Request: Count the lines in the spatial layout data below that contain the string "remaining". Reply with the number alone.

======== Entries ========

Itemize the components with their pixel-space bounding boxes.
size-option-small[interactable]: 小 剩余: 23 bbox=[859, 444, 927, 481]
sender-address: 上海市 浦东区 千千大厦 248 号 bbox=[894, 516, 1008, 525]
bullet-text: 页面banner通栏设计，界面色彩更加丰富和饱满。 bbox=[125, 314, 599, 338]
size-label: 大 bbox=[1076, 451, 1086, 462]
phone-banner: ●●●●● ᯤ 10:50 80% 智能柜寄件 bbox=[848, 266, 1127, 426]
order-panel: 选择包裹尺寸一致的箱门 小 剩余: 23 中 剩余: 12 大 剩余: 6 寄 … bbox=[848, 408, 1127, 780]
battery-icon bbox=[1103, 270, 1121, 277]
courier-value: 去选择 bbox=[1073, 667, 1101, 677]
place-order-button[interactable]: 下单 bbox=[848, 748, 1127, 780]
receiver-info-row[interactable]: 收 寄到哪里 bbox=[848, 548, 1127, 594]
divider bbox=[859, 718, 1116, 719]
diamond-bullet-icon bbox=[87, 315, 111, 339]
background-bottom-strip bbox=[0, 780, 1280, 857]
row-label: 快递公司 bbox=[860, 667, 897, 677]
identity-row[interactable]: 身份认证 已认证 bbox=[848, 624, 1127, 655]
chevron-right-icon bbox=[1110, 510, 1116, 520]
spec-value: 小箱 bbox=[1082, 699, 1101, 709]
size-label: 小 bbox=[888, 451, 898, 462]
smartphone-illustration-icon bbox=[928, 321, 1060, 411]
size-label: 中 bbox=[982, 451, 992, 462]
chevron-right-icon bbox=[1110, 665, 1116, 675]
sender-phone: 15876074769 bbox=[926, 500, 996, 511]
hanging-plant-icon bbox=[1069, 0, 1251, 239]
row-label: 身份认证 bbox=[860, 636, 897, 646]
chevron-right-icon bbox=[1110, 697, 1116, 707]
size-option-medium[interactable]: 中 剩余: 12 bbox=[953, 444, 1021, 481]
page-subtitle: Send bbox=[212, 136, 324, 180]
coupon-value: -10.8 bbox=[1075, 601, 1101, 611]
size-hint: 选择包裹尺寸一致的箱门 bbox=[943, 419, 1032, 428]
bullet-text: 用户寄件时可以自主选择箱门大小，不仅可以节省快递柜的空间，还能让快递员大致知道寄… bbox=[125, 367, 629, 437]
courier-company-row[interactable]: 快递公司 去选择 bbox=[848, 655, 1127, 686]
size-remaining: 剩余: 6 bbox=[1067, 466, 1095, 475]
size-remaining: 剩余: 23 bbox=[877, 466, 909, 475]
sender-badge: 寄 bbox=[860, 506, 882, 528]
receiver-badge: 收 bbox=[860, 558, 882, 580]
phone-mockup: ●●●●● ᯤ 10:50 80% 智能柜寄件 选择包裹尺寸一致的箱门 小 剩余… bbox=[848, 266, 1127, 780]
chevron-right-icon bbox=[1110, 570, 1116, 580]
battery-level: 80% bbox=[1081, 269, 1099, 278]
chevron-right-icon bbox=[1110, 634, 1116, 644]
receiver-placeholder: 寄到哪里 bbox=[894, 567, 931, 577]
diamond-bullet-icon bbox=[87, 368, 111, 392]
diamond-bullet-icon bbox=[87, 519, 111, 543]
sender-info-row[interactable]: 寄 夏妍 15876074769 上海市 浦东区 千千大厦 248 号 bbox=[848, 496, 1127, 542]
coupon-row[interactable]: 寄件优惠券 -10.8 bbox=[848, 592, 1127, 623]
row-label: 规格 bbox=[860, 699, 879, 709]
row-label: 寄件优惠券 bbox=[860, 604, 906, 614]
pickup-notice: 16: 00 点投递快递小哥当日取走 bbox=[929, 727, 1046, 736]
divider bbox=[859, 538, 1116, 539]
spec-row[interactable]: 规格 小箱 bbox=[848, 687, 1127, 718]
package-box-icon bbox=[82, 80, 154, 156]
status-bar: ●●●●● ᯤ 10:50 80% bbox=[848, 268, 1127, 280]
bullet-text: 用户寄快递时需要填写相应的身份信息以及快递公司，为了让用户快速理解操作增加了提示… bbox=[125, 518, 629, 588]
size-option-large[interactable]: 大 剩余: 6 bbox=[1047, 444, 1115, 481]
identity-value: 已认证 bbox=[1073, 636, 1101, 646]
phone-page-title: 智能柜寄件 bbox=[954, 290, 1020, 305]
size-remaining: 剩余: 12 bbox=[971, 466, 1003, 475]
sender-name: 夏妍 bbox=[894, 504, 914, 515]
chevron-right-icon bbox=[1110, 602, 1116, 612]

========

Reply: 3